*Entries*
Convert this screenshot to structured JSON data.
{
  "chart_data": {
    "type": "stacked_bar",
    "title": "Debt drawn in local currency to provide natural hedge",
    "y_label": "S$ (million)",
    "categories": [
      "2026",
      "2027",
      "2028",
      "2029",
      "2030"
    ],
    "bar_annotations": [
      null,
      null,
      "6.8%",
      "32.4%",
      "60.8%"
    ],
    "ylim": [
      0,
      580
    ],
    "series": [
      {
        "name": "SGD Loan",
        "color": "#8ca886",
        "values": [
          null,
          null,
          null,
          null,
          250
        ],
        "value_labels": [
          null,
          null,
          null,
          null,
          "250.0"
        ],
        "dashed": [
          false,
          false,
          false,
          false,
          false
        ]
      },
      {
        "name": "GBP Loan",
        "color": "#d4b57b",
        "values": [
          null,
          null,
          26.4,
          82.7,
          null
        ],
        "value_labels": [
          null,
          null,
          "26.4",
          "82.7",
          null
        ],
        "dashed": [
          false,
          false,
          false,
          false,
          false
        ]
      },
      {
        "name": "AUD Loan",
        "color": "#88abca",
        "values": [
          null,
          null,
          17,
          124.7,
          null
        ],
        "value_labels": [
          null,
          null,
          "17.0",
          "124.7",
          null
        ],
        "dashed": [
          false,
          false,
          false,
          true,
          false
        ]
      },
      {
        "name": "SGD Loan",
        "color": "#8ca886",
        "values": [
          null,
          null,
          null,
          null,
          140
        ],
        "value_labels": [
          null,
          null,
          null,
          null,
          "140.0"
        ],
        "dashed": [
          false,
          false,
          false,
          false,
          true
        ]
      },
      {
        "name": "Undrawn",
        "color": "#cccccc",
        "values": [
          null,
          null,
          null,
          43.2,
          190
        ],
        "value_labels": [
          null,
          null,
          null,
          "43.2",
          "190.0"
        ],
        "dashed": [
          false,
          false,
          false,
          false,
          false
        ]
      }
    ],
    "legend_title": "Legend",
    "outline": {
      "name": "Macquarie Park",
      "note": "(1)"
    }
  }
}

*Task goal*
The records above should be duplicated in full, exactly as given.

*Response*
Convert this screenshot to structured JSON data.
{
  "chart_data": {
    "type": "stacked_bar",
    "title": "Debt drawn in local currency to provide natural hedge",
    "y_label": "S$ (million)",
    "categories": [
      "2026",
      "2027",
      "2028",
      "2029",
      "2030"
    ],
    "bar_annotations": [
      null,
      null,
      "6.8%",
      "32.4%",
      "60.8%"
    ],
    "ylim": [
      0,
      580
    ],
    "series": [
      {
        "name": "SGD Loan",
        "color": "#8ca886",
        "values": [
          null,
          null,
          null,
          null,
          250
        ],
        "value_labels": [
          null,
          null,
          null,
          null,
          "250.0"
        ],
        "dashed": [
          false,
          false,
          false,
          false,
          false
        ]
      },
      {
        "name": "GBP Loan",
        "color": "#d4b57b",
        "values": [
          null,
          null,
          26.4,
          82.7,
          null
        ],
        "value_labels": [
          null,
          null,
          "26.4",
          "82.7",
          null
        ],
        "dashed": [
          false,
          false,
          false,
          false,
          false
        ]
      },
      {
        "name": "AUD Loan",
        "color": "#88abca",
        "values": [
          null,
          null,
          17,
          124.7,
          null
        ],
        "value_labels": [
          null,
          null,
          "17.0",
          "124.7",
          null
        ],
        "dashed": [
          false,
          false,
          false,
          true,
          false
        ]
      },
      {
        "name": "SGD Loan",
        "color": "#8ca886",
        "values": [
          null,
          null,
          null,
          null,
          140
        ],
        "value_labels": [
          null,
          null,
          null,
          null,
          "140.0"
        ],
        "dashed": [
          false,
          false,
          false,
          false,
          true
        ]
      },
      {
        "name": "Undrawn",
        "color": "#cccccc",
        "values": [
          null,
          null,
          null,
          43.2,
          190
        ],
        "value_labels": [
          null,
          null,
          null,
          "43.2",
          "190.0"
        ],
        "dashed": [
          false,
          false,
          false,
          false,
          false
        ]
      }
    ],
    "legend_title": "Legend",
    "outline": {
      "name": "Macquarie Park",
      "note": "(1)"
    }
  }
}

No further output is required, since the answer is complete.